Brief:
For this exercise, repeat all of the material verbatim apart from its images.

____________

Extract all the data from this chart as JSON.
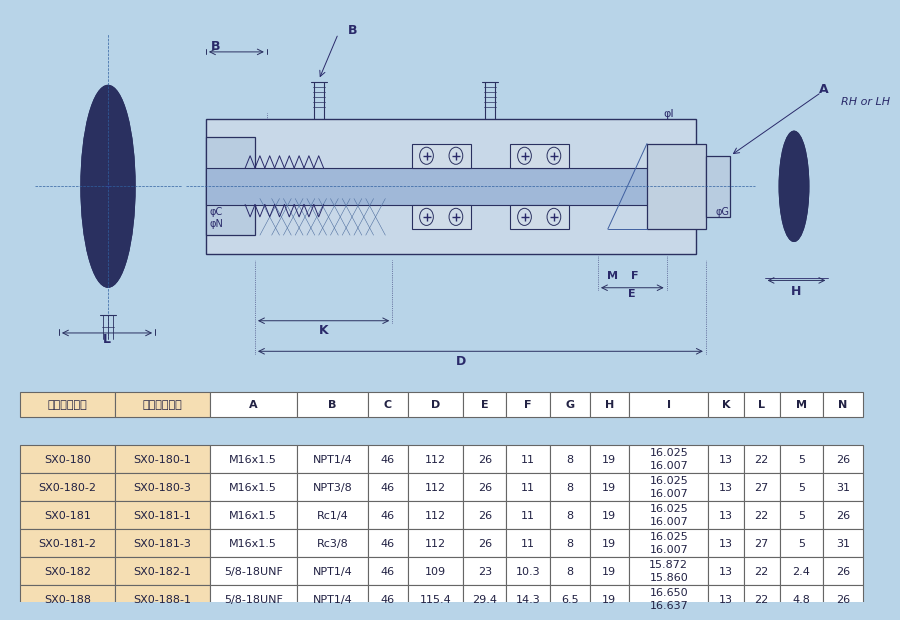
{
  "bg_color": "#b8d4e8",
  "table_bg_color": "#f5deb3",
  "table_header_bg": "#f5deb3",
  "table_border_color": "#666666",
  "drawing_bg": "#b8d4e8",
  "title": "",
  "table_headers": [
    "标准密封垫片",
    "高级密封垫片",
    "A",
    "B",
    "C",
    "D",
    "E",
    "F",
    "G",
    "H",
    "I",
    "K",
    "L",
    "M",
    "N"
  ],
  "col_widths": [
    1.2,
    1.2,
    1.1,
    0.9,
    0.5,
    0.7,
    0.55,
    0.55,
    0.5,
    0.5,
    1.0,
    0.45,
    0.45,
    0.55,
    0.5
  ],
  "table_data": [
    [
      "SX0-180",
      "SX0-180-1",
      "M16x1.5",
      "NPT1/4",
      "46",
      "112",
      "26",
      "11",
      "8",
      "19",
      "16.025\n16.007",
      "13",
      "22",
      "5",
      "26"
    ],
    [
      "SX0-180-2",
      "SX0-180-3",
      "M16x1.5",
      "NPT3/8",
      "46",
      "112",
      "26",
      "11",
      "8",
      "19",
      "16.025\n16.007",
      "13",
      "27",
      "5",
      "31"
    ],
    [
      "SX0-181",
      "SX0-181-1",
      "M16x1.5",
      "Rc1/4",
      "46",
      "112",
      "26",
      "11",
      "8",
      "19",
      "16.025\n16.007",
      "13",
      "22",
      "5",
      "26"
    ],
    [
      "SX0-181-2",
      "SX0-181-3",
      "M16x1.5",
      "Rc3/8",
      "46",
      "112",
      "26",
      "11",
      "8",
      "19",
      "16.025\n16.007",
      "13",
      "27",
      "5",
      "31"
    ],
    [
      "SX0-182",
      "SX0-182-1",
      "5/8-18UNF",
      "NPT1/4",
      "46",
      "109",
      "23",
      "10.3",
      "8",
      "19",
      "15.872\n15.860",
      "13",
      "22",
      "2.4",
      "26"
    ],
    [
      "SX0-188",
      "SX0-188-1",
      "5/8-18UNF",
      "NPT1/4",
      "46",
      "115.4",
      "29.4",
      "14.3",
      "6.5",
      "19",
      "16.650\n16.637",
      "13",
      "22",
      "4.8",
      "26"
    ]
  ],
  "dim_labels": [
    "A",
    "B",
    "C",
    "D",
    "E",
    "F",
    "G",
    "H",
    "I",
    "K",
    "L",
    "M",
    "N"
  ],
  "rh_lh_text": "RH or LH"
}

____________

Finished exercise:
Extract all the data from this chart as JSON.
{
  "bg_color": "#b8d4e8",
  "table_bg_color": "#f5deb3",
  "table_header_bg": "#f5deb3",
  "table_border_color": "#666666",
  "drawing_bg": "#b8d4e8",
  "title": "",
  "table_headers": [
    "标准密封垫片",
    "高级密封垫片",
    "A",
    "B",
    "C",
    "D",
    "E",
    "F",
    "G",
    "H",
    "I",
    "K",
    "L",
    "M",
    "N"
  ],
  "col_widths": [
    1.2,
    1.2,
    1.1,
    0.9,
    0.5,
    0.7,
    0.55,
    0.55,
    0.5,
    0.5,
    1.0,
    0.45,
    0.45,
    0.55,
    0.5
  ],
  "table_data": [
    [
      "SX0-180",
      "SX0-180-1",
      "M16x1.5",
      "NPT1/4",
      "46",
      "112",
      "26",
      "11",
      "8",
      "19",
      "16.025\n16.007",
      "13",
      "22",
      "5",
      "26"
    ],
    [
      "SX0-180-2",
      "SX0-180-3",
      "M16x1.5",
      "NPT3/8",
      "46",
      "112",
      "26",
      "11",
      "8",
      "19",
      "16.025\n16.007",
      "13",
      "27",
      "5",
      "31"
    ],
    [
      "SX0-181",
      "SX0-181-1",
      "M16x1.5",
      "Rc1/4",
      "46",
      "112",
      "26",
      "11",
      "8",
      "19",
      "16.025\n16.007",
      "13",
      "22",
      "5",
      "26"
    ],
    [
      "SX0-181-2",
      "SX0-181-3",
      "M16x1.5",
      "Rc3/8",
      "46",
      "112",
      "26",
      "11",
      "8",
      "19",
      "16.025\n16.007",
      "13",
      "27",
      "5",
      "31"
    ],
    [
      "SX0-182",
      "SX0-182-1",
      "5/8-18UNF",
      "NPT1/4",
      "46",
      "109",
      "23",
      "10.3",
      "8",
      "19",
      "15.872\n15.860",
      "13",
      "22",
      "2.4",
      "26"
    ],
    [
      "SX0-188",
      "SX0-188-1",
      "5/8-18UNF",
      "NPT1/4",
      "46",
      "115.4",
      "29.4",
      "14.3",
      "6.5",
      "19",
      "16.650\n16.637",
      "13",
      "22",
      "4.8",
      "26"
    ]
  ],
  "dim_labels": [
    "A",
    "B",
    "C",
    "D",
    "E",
    "F",
    "G",
    "H",
    "I",
    "K",
    "L",
    "M",
    "N"
  ],
  "rh_lh_text": "RH or LH"
}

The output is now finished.